Reproduce all the entries beneath this sentence exactly.
Top of Source data
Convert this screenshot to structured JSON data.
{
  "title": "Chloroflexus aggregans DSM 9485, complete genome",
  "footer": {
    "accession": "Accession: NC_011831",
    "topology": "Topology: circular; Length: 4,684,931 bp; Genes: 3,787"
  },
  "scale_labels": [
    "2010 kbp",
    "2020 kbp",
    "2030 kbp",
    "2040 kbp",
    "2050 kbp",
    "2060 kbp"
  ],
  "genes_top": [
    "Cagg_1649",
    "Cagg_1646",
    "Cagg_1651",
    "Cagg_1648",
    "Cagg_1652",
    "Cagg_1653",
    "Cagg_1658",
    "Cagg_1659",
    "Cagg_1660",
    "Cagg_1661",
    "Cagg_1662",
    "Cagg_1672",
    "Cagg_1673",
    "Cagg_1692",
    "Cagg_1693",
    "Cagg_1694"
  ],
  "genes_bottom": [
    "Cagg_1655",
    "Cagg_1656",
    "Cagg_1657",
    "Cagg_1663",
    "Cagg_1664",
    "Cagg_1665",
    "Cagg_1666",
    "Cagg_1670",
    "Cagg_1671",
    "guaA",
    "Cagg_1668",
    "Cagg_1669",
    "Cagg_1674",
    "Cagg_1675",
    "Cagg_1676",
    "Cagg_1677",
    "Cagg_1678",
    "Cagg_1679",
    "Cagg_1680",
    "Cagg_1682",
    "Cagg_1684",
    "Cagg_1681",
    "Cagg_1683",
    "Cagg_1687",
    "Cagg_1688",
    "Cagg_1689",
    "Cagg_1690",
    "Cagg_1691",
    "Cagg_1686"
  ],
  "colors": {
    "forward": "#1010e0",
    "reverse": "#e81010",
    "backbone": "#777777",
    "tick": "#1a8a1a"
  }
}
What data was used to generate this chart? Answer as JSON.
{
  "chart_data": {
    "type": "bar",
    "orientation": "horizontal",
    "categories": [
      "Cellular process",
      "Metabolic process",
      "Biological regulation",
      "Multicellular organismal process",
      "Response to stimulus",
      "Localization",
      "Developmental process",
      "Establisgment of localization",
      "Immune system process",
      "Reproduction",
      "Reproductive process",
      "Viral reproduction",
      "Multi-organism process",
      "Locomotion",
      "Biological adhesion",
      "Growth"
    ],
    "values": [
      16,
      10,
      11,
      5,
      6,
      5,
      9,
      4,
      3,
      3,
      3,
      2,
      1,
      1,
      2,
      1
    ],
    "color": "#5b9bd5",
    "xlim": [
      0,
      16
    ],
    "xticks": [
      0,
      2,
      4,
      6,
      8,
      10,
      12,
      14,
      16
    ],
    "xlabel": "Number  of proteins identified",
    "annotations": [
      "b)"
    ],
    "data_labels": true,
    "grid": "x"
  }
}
Bottom of Source data
Solved problem →
Convert this screenshot to structured JSON data.
{
  "title": "Chloroflexus aggregans DSM 9485, complete genome",
  "footer": {
    "accession": "Accession: NC_011831",
    "topology": "Topology: circular; Length: 4,684,931 bp; Genes: 3,787"
  },
  "scale_labels": [
    "2010 kbp",
    "2020 kbp",
    "2030 kbp",
    "2040 kbp",
    "2050 kbp",
    "2060 kbp"
  ],
  "genes_top": [
    "Cagg_1649",
    "Cagg_1646",
    "Cagg_1651",
    "Cagg_1648",
    "Cagg_1652",
    "Cagg_1653",
    "Cagg_1658",
    "Cagg_1659",
    "Cagg_1660",
    "Cagg_1661",
    "Cagg_1662",
    "Cagg_1672",
    "Cagg_1673",
    "Cagg_1692",
    "Cagg_1693",
    "Cagg_1694"
  ],
  "genes_bottom": [
    "Cagg_1655",
    "Cagg_1656",
    "Cagg_1657",
    "Cagg_1663",
    "Cagg_1664",
    "Cagg_1665",
    "Cagg_1666",
    "Cagg_1670",
    "Cagg_1671",
    "guaA",
    "Cagg_1668",
    "Cagg_1669",
    "Cagg_1674",
    "Cagg_1675",
    "Cagg_1676",
    "Cagg_1677",
    "Cagg_1678",
    "Cagg_1679",
    "Cagg_1680",
    "Cagg_1682",
    "Cagg_1684",
    "Cagg_1681",
    "Cagg_1683",
    "Cagg_1687",
    "Cagg_1688",
    "Cagg_1689",
    "Cagg_1690",
    "Cagg_1691",
    "Cagg_1686"
  ],
  "colors": {
    "forward": "#1010e0",
    "reverse": "#e81010",
    "backbone": "#777777",
    "tick": "#1a8a1a"
  }
}
What data was used to generate this chart? Answer as JSON.
{
  "chart_data": {
    "type": "bar",
    "orientation": "horizontal",
    "categories": [
      "Cellular process",
      "Metabolic process",
      "Biological regulation",
      "Multicellular organismal process",
      "Response to stimulus",
      "Localization",
      "Developmental process",
      "Establisgment of localization",
      "Immune system process",
      "Reproduction",
      "Reproductive process",
      "Viral reproduction",
      "Multi-organism process",
      "Locomotion",
      "Biological adhesion",
      "Growth"
    ],
    "values": [
      16,
      10,
      11,
      5,
      6,
      5,
      9,
      4,
      3,
      3,
      3,
      2,
      1,
      1,
      2,
      1
    ],
    "color": "#5b9bd5",
    "xlim": [
      0,
      16
    ],
    "xticks": [
      0,
      2,
      4,
      6,
      8,
      10,
      12,
      14,
      16
    ],
    "xlabel": "Number  of proteins identified",
    "annotations": [
      "b)"
    ],
    "data_labels": true,
    "grid": "x"
  }
}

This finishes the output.